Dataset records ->
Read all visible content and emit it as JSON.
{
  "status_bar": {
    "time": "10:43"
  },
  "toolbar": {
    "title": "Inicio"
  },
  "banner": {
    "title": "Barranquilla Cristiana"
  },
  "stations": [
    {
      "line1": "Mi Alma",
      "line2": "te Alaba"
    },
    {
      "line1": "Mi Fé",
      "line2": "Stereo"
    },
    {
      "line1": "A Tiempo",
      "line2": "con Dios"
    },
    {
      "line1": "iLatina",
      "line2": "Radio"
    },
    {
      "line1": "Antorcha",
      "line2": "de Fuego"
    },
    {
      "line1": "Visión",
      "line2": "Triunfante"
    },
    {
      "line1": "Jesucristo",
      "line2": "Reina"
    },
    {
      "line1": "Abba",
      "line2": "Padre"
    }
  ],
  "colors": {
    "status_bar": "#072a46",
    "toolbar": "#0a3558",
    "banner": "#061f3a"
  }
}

==

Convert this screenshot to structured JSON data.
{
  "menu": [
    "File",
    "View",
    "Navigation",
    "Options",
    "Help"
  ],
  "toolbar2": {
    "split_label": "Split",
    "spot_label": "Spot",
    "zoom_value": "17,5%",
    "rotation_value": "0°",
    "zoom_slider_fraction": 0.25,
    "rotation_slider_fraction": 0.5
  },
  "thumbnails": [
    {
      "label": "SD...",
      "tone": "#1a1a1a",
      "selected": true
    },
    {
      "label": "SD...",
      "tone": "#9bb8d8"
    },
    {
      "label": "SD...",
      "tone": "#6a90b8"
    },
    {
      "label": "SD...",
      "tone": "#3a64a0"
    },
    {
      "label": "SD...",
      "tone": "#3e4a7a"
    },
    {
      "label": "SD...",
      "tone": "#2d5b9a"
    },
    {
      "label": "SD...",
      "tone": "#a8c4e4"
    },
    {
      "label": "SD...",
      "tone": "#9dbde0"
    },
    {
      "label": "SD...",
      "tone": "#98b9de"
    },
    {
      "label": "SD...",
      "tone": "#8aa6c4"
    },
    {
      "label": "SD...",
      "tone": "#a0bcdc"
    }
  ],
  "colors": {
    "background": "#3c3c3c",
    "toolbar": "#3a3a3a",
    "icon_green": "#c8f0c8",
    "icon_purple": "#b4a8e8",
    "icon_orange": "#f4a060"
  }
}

EXERCISE -> Above are the records. Copy every line in them holding "title".

FULL RESPONSE ->
    "title": "Inicio"
    "title": "Barranquilla Cristiana"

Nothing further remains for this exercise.